● PROBLEM STATEMENT
Within the material below, find each line bearing the word "Surface" and present it.

● RECORDS TO PROCESS
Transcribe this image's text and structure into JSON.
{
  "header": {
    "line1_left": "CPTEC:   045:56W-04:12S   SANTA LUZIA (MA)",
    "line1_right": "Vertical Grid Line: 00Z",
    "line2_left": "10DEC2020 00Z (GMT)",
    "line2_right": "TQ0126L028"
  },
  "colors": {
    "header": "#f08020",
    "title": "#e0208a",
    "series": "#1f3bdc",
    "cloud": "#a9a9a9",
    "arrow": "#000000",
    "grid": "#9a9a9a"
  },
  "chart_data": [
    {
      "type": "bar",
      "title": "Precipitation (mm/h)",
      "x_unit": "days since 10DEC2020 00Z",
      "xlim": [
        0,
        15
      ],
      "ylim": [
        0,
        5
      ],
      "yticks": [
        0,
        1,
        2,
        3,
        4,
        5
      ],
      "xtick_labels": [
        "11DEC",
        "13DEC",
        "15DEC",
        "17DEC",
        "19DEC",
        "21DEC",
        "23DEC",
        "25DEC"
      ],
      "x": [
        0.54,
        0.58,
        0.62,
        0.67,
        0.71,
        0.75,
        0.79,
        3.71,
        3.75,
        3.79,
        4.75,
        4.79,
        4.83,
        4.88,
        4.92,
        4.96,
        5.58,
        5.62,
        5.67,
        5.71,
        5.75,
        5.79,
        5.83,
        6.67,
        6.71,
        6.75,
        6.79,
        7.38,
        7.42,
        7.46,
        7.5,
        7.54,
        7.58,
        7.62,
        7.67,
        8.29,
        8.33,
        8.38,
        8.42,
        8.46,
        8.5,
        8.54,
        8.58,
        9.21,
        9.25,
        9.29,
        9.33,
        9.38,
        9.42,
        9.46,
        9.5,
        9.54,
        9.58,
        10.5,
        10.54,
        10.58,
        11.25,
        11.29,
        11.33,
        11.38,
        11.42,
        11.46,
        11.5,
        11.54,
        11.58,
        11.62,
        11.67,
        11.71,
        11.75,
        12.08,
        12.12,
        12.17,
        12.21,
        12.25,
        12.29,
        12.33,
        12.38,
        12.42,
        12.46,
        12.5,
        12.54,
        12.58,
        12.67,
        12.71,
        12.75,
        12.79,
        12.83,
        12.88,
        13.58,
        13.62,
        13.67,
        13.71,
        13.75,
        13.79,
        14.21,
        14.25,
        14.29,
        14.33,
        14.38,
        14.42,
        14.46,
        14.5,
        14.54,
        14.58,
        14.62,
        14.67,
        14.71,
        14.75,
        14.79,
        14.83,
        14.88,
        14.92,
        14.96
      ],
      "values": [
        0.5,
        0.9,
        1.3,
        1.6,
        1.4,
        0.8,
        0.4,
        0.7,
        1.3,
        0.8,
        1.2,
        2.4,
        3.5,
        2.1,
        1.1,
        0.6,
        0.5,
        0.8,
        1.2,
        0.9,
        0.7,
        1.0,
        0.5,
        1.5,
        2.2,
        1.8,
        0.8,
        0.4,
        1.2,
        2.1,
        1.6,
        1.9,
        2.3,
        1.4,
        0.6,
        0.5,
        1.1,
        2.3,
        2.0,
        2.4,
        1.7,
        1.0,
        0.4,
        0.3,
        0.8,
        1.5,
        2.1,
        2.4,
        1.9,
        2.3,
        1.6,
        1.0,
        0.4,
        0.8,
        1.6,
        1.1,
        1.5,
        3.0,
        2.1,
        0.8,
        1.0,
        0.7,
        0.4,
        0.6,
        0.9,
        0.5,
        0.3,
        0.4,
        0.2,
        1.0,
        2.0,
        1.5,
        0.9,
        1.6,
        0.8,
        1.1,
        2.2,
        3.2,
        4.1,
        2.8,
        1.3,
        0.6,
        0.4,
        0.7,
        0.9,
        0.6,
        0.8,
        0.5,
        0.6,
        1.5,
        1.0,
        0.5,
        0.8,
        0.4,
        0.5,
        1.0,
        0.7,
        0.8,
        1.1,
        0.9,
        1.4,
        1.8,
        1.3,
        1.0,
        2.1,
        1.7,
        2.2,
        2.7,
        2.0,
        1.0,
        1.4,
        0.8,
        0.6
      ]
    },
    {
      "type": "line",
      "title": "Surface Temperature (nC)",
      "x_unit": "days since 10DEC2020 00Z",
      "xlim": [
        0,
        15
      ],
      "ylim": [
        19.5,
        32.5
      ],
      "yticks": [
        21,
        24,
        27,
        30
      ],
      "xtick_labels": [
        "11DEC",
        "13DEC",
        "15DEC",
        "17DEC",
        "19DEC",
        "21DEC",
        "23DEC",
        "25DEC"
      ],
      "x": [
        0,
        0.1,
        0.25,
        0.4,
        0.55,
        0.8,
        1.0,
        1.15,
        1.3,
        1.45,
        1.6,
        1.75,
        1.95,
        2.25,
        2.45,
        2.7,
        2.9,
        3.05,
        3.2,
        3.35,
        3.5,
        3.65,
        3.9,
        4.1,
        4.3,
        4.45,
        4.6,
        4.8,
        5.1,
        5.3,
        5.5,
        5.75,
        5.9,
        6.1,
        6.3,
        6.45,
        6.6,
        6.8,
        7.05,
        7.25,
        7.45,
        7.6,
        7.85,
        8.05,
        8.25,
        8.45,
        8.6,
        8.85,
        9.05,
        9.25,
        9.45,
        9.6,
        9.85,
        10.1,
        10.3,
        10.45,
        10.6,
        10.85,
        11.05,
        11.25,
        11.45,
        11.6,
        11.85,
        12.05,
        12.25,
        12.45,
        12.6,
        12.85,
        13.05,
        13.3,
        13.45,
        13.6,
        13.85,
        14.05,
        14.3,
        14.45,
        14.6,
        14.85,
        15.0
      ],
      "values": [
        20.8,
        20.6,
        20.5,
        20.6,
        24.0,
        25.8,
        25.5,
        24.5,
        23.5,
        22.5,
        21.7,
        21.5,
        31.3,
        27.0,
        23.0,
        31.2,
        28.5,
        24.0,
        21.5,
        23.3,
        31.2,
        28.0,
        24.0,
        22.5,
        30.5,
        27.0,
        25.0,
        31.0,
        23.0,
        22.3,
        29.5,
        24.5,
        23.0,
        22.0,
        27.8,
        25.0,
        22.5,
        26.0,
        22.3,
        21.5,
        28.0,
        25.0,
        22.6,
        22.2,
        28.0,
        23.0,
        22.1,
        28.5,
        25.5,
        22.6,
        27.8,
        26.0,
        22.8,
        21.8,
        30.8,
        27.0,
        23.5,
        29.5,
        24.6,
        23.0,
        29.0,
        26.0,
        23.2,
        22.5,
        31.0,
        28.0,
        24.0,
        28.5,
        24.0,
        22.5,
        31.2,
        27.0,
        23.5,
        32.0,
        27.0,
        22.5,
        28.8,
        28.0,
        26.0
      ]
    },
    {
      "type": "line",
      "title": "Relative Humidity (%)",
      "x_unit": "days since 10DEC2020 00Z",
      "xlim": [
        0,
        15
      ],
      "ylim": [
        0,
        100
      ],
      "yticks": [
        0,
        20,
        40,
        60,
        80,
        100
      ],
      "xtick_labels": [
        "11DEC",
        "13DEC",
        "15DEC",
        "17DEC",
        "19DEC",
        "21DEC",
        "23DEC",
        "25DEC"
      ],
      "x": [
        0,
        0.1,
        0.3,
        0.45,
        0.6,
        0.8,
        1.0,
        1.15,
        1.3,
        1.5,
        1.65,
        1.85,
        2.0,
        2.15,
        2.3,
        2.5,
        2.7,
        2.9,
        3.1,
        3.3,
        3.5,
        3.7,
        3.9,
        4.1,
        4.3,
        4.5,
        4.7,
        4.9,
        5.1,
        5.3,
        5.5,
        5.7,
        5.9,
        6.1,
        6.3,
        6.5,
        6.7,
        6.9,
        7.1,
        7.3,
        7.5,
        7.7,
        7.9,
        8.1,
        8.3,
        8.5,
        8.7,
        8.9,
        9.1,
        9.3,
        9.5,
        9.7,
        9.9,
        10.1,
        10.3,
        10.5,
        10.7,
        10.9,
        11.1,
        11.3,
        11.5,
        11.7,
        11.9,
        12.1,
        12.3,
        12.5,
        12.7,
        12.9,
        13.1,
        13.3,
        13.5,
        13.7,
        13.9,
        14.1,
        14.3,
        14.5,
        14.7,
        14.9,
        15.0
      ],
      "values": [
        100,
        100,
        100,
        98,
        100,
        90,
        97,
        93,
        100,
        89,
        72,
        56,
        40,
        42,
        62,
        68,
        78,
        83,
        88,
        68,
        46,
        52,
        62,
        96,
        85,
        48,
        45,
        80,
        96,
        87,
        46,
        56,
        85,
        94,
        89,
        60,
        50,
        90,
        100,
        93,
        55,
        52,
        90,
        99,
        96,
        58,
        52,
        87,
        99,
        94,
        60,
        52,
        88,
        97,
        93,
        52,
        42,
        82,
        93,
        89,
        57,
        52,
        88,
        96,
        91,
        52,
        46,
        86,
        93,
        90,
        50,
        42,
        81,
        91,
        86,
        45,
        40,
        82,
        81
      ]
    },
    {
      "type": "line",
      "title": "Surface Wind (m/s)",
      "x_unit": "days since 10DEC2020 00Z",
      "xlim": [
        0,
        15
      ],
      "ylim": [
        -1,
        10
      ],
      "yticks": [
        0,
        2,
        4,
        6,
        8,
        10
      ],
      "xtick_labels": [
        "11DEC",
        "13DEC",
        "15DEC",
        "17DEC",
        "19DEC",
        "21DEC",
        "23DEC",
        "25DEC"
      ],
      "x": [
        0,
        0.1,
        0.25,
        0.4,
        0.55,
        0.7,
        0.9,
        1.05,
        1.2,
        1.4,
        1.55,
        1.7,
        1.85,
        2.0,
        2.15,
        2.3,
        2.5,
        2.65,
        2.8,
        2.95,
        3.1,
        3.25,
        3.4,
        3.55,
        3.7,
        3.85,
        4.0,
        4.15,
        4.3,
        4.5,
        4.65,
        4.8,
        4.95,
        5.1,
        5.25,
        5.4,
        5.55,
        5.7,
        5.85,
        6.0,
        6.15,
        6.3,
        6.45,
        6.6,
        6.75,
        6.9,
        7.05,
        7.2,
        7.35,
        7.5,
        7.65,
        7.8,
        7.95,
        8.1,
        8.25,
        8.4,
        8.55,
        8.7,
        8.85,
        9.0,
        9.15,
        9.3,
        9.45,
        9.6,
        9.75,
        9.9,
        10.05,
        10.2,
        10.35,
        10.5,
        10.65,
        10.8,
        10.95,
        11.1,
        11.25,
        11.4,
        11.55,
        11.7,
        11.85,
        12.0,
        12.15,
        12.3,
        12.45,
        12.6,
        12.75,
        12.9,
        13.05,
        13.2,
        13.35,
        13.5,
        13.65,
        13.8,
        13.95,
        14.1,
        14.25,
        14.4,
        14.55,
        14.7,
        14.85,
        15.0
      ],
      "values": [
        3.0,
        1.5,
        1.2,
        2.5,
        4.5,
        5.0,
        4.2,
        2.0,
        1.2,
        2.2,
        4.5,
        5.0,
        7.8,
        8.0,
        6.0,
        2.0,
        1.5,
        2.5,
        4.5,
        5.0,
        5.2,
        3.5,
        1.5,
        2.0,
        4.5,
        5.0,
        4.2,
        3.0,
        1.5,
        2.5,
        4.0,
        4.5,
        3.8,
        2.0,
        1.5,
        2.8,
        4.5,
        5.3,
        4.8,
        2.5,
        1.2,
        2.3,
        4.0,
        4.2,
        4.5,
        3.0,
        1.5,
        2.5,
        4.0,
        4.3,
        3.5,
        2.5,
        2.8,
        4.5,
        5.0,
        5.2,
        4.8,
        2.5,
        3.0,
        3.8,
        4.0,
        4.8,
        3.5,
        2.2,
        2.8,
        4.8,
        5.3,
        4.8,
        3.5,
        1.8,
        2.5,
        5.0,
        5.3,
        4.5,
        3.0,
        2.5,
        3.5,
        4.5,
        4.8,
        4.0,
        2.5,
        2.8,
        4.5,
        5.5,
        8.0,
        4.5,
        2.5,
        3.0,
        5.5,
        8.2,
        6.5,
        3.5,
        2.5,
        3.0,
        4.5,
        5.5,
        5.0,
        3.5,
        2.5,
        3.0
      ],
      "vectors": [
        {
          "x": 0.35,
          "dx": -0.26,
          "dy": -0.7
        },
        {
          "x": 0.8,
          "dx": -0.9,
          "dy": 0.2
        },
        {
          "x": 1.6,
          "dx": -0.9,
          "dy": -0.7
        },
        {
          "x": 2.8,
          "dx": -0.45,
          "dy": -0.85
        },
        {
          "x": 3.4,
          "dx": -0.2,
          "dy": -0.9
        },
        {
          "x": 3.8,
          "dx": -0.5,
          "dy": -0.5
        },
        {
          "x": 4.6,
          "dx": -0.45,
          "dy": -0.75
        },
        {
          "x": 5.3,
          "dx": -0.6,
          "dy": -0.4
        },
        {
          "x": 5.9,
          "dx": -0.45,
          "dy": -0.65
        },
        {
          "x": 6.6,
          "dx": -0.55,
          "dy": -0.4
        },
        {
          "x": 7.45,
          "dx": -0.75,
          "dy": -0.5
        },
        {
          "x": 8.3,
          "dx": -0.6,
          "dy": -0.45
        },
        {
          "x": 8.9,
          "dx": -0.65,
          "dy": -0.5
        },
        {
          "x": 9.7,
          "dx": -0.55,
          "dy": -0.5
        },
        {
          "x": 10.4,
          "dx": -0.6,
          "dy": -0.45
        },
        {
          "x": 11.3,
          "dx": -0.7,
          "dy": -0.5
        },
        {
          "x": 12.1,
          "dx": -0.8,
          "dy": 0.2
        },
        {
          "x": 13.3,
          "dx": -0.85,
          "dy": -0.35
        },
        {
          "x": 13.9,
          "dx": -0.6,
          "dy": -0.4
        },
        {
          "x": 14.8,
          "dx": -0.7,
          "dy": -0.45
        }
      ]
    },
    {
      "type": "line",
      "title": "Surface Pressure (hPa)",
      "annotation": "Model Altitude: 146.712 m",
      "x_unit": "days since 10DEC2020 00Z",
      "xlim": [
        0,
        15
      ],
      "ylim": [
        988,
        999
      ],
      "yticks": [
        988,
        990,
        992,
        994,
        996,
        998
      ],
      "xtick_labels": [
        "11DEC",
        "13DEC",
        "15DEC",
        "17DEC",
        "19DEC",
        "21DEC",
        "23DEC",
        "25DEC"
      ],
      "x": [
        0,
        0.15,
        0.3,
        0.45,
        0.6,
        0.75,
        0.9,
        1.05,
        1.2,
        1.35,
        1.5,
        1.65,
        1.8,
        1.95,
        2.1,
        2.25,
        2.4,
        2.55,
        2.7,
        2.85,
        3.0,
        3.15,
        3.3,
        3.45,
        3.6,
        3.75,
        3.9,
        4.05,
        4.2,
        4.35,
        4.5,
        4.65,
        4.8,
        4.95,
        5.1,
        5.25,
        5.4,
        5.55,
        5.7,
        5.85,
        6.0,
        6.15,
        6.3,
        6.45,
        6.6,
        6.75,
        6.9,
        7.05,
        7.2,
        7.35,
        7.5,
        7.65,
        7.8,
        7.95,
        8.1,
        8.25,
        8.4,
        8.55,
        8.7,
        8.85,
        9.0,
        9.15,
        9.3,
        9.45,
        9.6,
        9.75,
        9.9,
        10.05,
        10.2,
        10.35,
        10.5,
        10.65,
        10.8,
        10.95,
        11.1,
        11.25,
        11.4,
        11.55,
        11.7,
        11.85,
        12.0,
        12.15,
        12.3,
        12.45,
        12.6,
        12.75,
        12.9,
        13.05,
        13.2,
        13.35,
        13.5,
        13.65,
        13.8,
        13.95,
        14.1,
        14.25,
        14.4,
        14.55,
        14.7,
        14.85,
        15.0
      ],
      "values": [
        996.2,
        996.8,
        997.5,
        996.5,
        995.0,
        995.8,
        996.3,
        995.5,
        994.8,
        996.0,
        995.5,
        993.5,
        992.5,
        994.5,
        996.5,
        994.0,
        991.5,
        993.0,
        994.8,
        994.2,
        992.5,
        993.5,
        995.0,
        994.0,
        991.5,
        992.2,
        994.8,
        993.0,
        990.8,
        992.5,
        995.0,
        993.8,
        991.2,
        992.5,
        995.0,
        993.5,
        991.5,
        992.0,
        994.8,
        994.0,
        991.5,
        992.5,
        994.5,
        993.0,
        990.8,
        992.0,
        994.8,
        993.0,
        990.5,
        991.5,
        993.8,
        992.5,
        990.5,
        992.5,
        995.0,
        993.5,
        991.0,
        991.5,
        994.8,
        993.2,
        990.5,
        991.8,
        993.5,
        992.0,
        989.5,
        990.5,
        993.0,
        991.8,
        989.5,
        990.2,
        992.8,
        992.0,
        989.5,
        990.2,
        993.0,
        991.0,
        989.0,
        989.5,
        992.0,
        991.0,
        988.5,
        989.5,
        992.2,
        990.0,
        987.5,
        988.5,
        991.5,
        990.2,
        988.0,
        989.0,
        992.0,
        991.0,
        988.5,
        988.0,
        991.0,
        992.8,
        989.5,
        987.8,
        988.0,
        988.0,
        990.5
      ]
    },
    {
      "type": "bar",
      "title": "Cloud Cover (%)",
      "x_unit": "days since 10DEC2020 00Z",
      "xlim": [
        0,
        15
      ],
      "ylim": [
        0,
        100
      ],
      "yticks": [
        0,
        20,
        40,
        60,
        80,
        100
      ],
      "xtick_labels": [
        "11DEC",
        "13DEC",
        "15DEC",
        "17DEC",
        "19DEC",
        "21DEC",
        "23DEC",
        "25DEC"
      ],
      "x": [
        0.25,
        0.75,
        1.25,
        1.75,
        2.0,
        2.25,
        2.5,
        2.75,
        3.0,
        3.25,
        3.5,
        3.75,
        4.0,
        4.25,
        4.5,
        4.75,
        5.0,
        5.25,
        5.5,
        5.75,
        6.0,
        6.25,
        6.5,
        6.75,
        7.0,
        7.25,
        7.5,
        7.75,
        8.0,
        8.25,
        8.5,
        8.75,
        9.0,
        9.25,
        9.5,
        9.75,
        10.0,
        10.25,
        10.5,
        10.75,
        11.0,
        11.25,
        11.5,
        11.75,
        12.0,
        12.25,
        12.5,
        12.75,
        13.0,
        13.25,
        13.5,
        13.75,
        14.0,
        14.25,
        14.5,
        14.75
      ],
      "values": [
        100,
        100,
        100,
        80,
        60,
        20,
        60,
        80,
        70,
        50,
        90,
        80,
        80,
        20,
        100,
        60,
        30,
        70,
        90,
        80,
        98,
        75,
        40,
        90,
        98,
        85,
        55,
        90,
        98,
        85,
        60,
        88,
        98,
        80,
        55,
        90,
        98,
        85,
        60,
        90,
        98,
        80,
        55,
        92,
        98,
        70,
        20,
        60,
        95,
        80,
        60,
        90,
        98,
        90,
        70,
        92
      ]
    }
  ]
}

● WRITTEN RESPONSE
      "title": "Surface Temperature (nC)",
      "title": "Surface Wind (m/s)",
      "title": "Surface Pressure (hPa)",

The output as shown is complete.